→ INSTRUCTIONS TO FOLLOW
Check each line for the string "qiyou" and give only the count of lines that have it.

BEGIN SUPPLIED MATERIAL

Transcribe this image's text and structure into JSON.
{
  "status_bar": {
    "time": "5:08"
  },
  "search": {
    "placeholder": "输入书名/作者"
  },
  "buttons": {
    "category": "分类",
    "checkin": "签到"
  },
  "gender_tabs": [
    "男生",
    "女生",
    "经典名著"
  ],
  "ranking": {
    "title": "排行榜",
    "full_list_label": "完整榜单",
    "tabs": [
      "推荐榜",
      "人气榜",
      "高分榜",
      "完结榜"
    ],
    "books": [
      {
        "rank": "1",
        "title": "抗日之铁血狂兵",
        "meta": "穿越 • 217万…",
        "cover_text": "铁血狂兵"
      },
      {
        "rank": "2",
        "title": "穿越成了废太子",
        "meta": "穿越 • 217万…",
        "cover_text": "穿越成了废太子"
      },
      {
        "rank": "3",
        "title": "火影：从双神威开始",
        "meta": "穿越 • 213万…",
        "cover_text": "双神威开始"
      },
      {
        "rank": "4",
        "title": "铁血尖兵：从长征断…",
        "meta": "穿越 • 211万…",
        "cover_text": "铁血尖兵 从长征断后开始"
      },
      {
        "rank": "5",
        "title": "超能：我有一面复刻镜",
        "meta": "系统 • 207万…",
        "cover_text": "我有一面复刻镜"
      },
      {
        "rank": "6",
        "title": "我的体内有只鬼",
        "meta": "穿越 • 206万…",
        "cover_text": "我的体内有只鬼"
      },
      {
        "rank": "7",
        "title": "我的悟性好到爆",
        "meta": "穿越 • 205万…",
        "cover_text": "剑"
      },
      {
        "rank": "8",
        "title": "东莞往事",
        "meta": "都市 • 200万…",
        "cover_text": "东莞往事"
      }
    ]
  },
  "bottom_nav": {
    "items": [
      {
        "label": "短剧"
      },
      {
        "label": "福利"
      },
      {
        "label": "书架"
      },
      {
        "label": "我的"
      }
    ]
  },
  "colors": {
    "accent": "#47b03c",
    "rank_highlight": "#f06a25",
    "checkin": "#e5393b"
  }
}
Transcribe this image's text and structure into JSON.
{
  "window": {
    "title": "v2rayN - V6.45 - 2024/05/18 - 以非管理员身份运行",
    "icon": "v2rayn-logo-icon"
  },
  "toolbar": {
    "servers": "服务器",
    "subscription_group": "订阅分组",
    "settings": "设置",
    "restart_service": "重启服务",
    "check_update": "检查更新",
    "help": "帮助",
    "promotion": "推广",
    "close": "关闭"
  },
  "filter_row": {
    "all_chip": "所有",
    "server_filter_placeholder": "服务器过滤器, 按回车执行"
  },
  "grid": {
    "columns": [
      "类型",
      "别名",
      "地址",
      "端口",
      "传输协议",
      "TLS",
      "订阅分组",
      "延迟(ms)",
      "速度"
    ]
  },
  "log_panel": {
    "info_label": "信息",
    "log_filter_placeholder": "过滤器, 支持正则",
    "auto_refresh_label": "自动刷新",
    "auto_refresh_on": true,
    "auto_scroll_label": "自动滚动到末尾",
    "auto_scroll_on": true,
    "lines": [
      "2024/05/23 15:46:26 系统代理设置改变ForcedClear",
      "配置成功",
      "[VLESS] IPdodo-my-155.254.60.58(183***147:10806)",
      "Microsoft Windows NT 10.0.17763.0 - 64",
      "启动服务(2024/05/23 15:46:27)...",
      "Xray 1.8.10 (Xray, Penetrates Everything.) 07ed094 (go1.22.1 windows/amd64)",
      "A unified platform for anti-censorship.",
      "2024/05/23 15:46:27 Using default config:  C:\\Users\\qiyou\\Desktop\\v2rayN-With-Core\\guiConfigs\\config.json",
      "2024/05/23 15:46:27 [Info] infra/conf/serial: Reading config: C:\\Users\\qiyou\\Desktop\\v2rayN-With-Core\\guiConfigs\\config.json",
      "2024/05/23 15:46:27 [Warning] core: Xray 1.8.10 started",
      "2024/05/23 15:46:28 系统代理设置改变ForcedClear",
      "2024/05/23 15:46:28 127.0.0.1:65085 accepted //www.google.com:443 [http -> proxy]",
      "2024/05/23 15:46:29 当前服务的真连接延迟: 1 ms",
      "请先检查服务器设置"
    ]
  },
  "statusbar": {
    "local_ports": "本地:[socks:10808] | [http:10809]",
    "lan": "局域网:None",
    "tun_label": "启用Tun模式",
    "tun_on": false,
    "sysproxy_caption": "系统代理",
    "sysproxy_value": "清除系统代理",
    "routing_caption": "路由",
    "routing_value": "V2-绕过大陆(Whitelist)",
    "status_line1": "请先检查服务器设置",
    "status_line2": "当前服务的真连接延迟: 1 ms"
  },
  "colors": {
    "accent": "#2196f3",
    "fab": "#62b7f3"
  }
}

END SUPPLIED MATERIAL

→ ANSWER TO THE TASK
2